> **What to produce**:
Copy out every line of the records below exactly, leaving out the pictures.

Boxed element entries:

------------------------------------------------------------------------

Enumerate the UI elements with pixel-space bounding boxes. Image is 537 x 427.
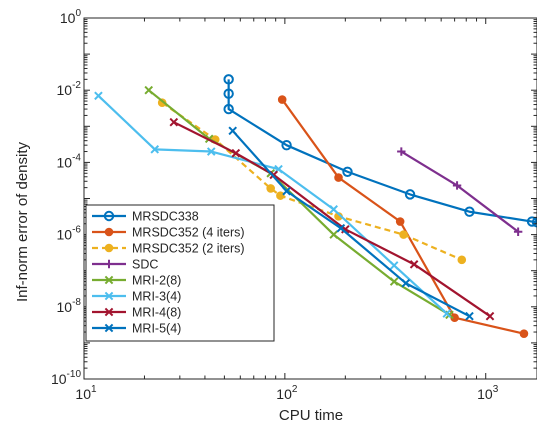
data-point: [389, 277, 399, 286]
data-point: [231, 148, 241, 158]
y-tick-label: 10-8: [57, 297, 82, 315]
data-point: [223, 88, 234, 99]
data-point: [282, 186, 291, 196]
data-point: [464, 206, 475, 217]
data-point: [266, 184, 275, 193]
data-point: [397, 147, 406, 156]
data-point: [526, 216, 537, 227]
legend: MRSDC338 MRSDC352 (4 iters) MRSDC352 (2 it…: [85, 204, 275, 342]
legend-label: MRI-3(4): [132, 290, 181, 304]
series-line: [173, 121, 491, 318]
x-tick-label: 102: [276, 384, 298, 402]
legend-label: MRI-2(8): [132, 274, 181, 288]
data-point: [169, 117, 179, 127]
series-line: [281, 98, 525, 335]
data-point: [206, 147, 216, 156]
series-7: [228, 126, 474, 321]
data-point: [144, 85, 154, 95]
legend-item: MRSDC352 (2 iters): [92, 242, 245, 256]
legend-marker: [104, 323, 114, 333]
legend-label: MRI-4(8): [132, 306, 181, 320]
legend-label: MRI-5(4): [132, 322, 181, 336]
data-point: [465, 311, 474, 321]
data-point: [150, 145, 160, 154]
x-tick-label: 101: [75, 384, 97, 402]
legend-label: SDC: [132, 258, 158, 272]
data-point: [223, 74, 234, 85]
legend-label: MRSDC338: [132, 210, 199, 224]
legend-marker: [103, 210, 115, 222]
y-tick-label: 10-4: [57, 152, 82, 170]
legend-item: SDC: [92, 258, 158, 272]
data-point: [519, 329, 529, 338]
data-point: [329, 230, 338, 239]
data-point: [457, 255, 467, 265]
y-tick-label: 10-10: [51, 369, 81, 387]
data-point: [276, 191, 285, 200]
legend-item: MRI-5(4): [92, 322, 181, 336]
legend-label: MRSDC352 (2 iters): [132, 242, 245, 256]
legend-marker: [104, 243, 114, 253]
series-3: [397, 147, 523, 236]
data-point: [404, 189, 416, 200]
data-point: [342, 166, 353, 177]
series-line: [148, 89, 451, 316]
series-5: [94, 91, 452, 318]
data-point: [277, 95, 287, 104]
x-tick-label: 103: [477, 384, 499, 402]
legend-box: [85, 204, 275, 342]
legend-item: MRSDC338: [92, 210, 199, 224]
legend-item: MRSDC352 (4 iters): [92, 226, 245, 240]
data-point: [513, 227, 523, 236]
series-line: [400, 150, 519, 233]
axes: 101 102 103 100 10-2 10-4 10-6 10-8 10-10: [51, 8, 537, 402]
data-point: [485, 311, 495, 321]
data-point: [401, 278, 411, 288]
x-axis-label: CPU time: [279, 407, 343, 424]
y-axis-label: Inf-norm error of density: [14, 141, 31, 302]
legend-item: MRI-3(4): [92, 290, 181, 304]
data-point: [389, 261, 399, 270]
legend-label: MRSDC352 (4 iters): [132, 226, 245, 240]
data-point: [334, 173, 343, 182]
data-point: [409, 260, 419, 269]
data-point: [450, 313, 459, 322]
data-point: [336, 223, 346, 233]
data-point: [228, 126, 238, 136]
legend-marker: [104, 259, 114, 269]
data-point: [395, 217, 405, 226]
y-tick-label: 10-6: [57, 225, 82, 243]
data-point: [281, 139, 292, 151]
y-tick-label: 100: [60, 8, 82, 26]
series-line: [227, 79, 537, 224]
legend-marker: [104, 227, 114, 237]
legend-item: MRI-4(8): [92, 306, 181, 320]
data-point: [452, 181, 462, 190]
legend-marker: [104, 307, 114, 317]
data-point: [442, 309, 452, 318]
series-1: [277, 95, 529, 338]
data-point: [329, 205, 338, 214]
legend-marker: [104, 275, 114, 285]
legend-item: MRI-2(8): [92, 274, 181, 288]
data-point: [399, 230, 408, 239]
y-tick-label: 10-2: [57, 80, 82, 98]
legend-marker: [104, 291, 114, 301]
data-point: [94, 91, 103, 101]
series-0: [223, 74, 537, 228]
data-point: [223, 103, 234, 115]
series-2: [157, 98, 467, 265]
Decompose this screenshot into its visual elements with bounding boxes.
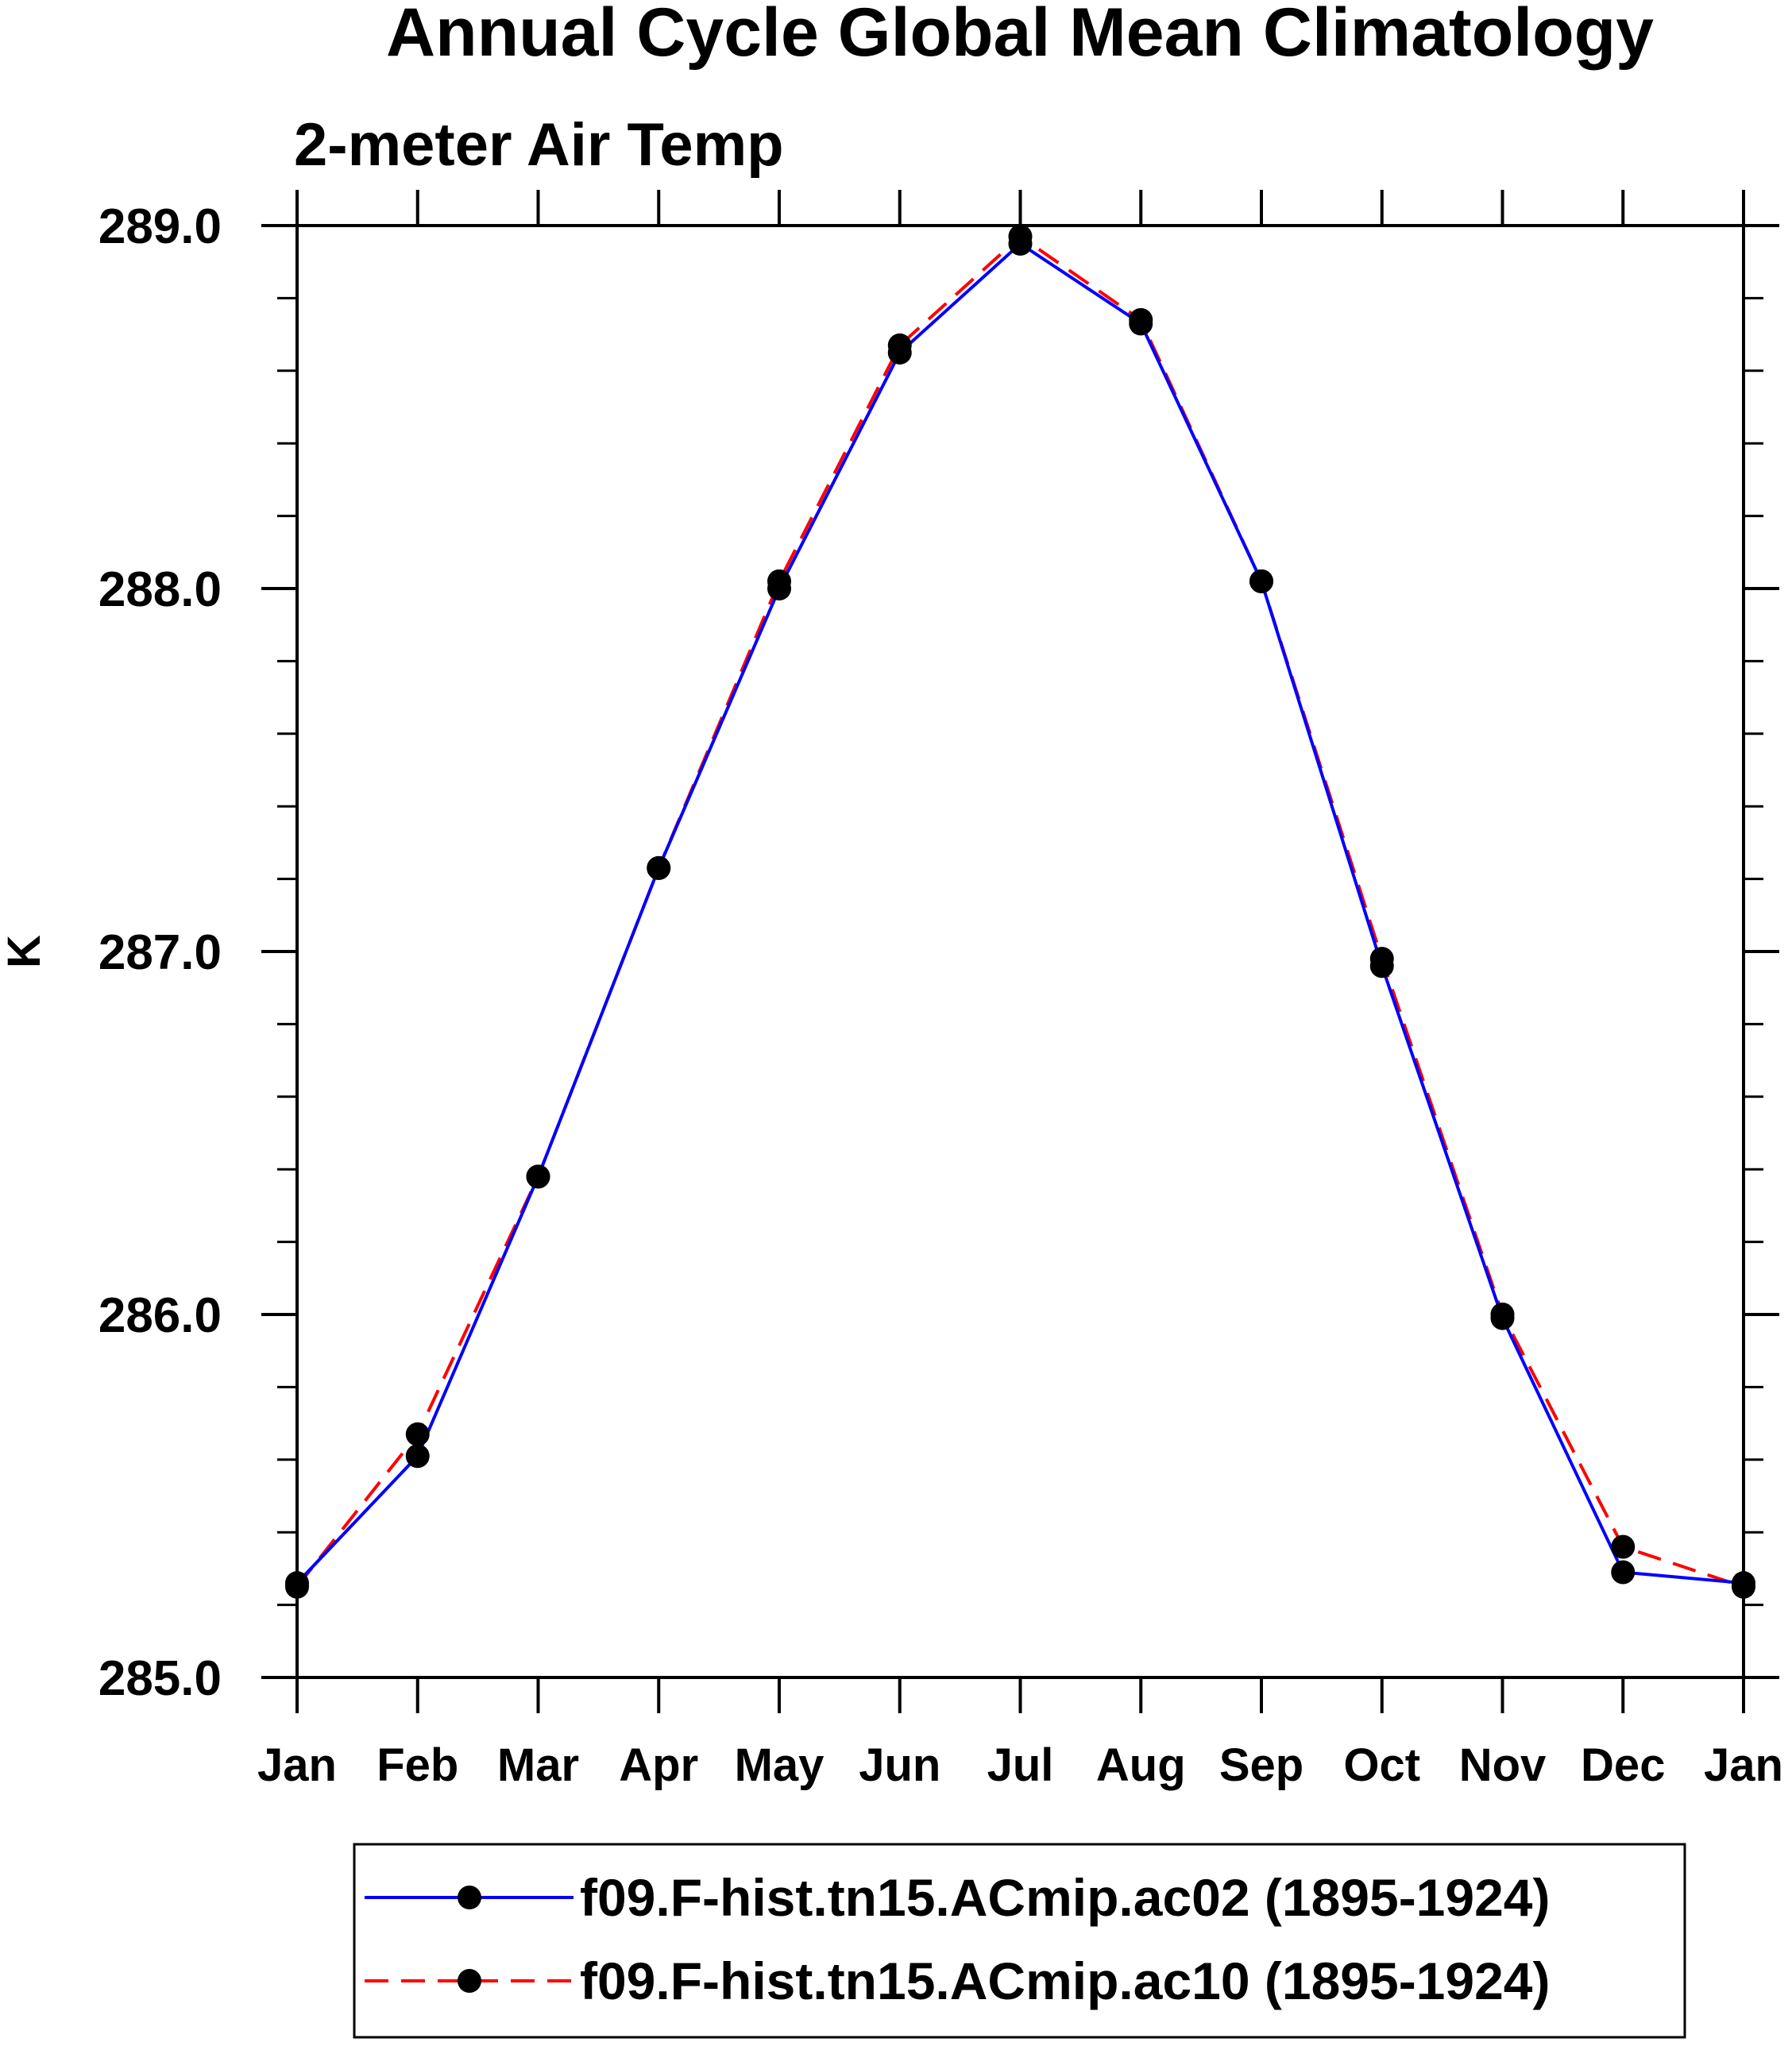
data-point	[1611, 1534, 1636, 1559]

------------------------------------------------------------------------

> **Output below**:
Enumerate the UI elements with pixel-space bounding boxes. Image is 537 x 427.
data-point: [389, 277, 399, 286]
data-point: [231, 148, 241, 158]
y-tick-label: 10-8: [57, 297, 82, 315]
data-point: [223, 88, 234, 99]
data-point: [282, 186, 291, 196]
data-point: [464, 206, 475, 217]
data-point: [266, 184, 275, 193]
data-point: [397, 147, 406, 156]
data-point: [526, 216, 537, 227]
legend: MRSDC338 MRSDC352 (4 iters) MRSDC352 (2 it…: [85, 204, 275, 342]
legend-label: MRI-3(4): [132, 290, 181, 304]
series-line: [173, 121, 491, 318]
x-tick-label: 102: [276, 384, 298, 402]
legend-label: MRI-2(8): [132, 274, 181, 288]
data-point: [169, 117, 179, 127]
series-line: [281, 98, 525, 335]
data-point: [206, 147, 216, 156]
series-7: [228, 126, 474, 321]
data-point: [144, 85, 154, 95]
legend-item: MRSDC352 (2 iters): [92, 242, 245, 256]
legend-marker: [104, 323, 114, 333]
legend-label: MRI-4(8): [132, 306, 181, 320]
legend-label: MRI-5(4): [132, 322, 181, 336]
data-point: [465, 311, 474, 321]
data-point: [150, 145, 160, 154]
x-tick-label: 101: [75, 384, 97, 402]
legend-label: SDC: [132, 258, 158, 272]
data-point: [223, 74, 234, 85]
legend-label: MRSDC338: [132, 210, 199, 224]
legend-marker: [103, 210, 115, 222]
y-tick-label: 10-4: [57, 152, 82, 170]
legend-item: SDC: [92, 258, 158, 272]
data-point: [519, 329, 529, 338]
data-point: [329, 230, 338, 239]
data-point: [457, 255, 467, 265]
y-tick-label: 10-10: [51, 369, 81, 387]
data-point: [276, 191, 285, 200]
legend-item: MRI-5(4): [92, 322, 181, 336]
legend-label: MRSDC352 (2 iters): [132, 242, 245, 256]
legend-marker: [104, 243, 114, 253]
series-3: [397, 147, 523, 236]
data-point: [404, 189, 416, 200]
data-point: [342, 166, 353, 177]
series-line: [148, 89, 451, 316]
series-5: [94, 91, 452, 318]
data-point: [277, 95, 287, 104]
x-tick-label: 103: [477, 384, 499, 402]
legend-box: [85, 204, 275, 342]
legend-item: MRSDC338: [92, 210, 199, 224]
legend-item: MRSDC352 (4 iters): [92, 226, 245, 240]
data-point: [513, 227, 523, 236]
series-line: [400, 150, 519, 233]
axes: 101 102 103 100 10-2 10-4 10-6 10-8 10-10: [51, 8, 537, 402]
data-point: [485, 311, 495, 321]
data-point: [401, 278, 411, 288]
x-axis-label: CPU time: [279, 407, 343, 424]
y-axis-label: Inf-norm error of density: [14, 141, 31, 302]
legend-item: MRI-3(4): [92, 290, 181, 304]
data-point: [389, 261, 399, 270]
legend-label: MRSDC352 (4 iters): [132, 226, 245, 240]
data-point: [334, 173, 343, 182]
data-point: [409, 260, 419, 269]
data-point: [450, 313, 459, 322]
data-point: [336, 223, 346, 233]
data-point: [228, 126, 238, 136]
legend-marker: [104, 259, 114, 269]
data-point: [395, 217, 405, 226]
y-tick-label: 10-6: [57, 225, 82, 243]
data-point: [281, 139, 292, 151]
y-tick-label: 100: [60, 8, 82, 26]
series-line: [227, 79, 537, 224]
legend-marker: [104, 227, 114, 237]
legend-item: MRI-4(8): [92, 306, 181, 320]
data-point: [452, 181, 462, 190]
legend-marker: [104, 307, 114, 317]
data-point: [442, 309, 452, 318]
series-1: [277, 95, 529, 338]
data-point: [329, 205, 338, 214]
legend-marker: [104, 275, 114, 285]
legend-item: MRI-2(8): [92, 274, 181, 288]
data-point: [399, 230, 408, 239]
y-tick-label: 10-2: [57, 80, 82, 98]
legend-marker: [104, 291, 114, 301]
data-point: [94, 91, 103, 101]
series-0: [223, 74, 537, 228]
data-point: [223, 103, 234, 115]
series-2: [157, 98, 467, 265]
Decompose this screenshot into its visual elements with bounding boxes.
data-point	[1611, 1534, 1636, 1559]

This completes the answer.